++++ TEXTO CITADO

Há pouco mais de dez anos, um dos principais temas nos noticiários brasileiros era o crescente número de incêndios em favelas, o que afetava, principalmente, a cidade de São Paulo. Segundo o relatório de 2012 da CPI dos Incêndios na Câmara Municipal de São Paulo, as excessivas ocorrências se deviam a um conjunto de fatores climáticos, principalmente a correlação entre a baixa umidade relativa do ar e a falta de chuvas.

Mais de uma década depois, mesmo com o mês de junho de 2024 sendo o mais seco na capital paulista desde 1961, o número de incêndios que atingiam grandes quantidades de barracos em comunidades carentes nas regiões mais valorizadas da cidade não colaborou para validar a hipótese dos vereadores paulistanos. Ao invés de uma correlação entre o número de queimadas e as condições climáticas, o que se pôde notar no transcorrer desse período foi um incrível paralelismo entre a crise dos setores imobiliário e da construção civil, principalmente após a Lava Jato, com o desaparecimento das notícias sobre esses incêndios nos principais meios de comunicação do País.

Apesar da diminuição no número de casos ser notória, principalmente por causa da cobertura midiática, dados obtidos através do Corpo de Bombeiros dificultam a análise da situação, uma vez que, a partir de 2016, passou-se a adotar uma nova metodologia de contagem para esse tipo de ocorrência. Os incêndios em favelas ou comunidades está circunscrito nas Edificações não sujeitas ao Regulamento de Segurança Contra Incêndios (RSCI), que também inclui tendas, barracas e palcos montados para shows, que são construídas para eventos de curta duração, galpões, estábulos e silos em áreas rurais, que podem ter características construtivas diferentes das edificações urbanas, edificações tombadas pelo poder público e pequenos comércios, como lojinhas de roupas e escritórios.

++++++++

→ EXERCÍCIO PROPOSTO 1: De acordo com o texto sobre incêndios em favelas, qual foi o mês mais seco na capital paulista desde 1961?
→ EXERCÍCIO PROPOSTO 2: Segundo o texto sobre incêndios em favelas, por que os dados do Corpo de Bombeiros dificultam a análise da situação?
→ EXERCÍCIO PROPOSTO 3: Dê continuidade ao texto sobre os incêndios em favelas de São Paulo a partir da última frase apresentada.

++++ MATERIAL FORNECIDO

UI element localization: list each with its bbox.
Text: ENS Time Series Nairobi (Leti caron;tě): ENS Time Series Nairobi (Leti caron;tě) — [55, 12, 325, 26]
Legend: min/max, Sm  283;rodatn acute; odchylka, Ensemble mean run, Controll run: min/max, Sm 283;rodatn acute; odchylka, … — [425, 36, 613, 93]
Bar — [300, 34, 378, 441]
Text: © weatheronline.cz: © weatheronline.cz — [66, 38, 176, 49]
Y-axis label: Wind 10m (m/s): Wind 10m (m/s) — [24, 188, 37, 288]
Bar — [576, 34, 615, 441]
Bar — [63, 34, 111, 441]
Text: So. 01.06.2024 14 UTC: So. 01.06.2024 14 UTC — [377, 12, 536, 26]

++++++++

→ RESPOSTA 1: Junho de 2024.

→ RESPOSTA 2: A partir de 2016, o Corpo de Bombeiros passou a adotar uma nova metodologia de contagem para esse tipo de ocorrência. Os incêndios em favelas ou comunidades passaram a ficar dentro da categoria de edificações não sujeitas ao RSCI. Essa categoria também abrange tendas, galpões, edificações tombadas e pequenos comércios.

→ RESPOSTA 3:
Ou seja, as informações sobre incêndios que não estão sujeitos ao RSCI, apesar de serem os dados oficiais indicados quando perguntamos ao serviço de informação do Corpo de Bombeiros sobre incêndios em favelas, não conseguem dar um panorama real do problema. Ainda assim, os incêndios em edificações não sujeitas ao RSCI mantêm uma média de mais de 4 mil casos por ano, sem qualquer relação de causa e efeito com as condições climáticas, demonstrando que a conclusão do relatório final da CPI dos incêndios não se sustentou no tempo. As grandes ocorrências com fogo em comunidades carentes, aquelas que apareciam recorrentemente nos jornais, diminuíram prodigiosamente, ao passo que a umidade relativa do ar e os índices pluviométricos da cidade não indicam nenhuma correlação de causa e efeito nos anos seguintes à CPI.

Nesse contexto, é importante notar que a diminuição dos incêndios em favelas, principalmente nas regiões mais valorizadas da cidade, não se deveu a nenhum programa específico de combate e prevenção às queimadas. Anunciado como projeto modelo pela gestão do ex-prefeito Gilberto Kassab, o Programa de Prevenção Contra Incêndios em Assentamentos Precários (Previn) foi descontinuado em 2017 e, segundo a Administração Municipal, nenhum programa foi colocado para substituí-lo. Sem o combustível da especulação imobiliária enfraquecida pela crise econômica, social e política que assolou o Brasil nos últimos anos, coincidentemente, passamos a não ver mais a massa de despejos e desapropriações emergenciais de comunidades inteiras afetadas pelo fogo sob o argumento do risco aos moradores.

Essa íntima relação entre incêndios em regiões valorizadas de São Paulo e os dados econômicos sempre despertou indagações inquietantes. Em 2011, após um incêndio na Favela Real Parque, área de abrangência da Operação Urbana Águas Espraiadas – que também envolve a Faria Lima – a prefeitura emitiu Certificados de Potencial Adicional de Crescimento (Cepacs) – títulos públicos que permitem a construção de empreendimentos acima do permitido pelas leis de zoneamento da cidade –  no valor de 1.100 reais o metro quadrado.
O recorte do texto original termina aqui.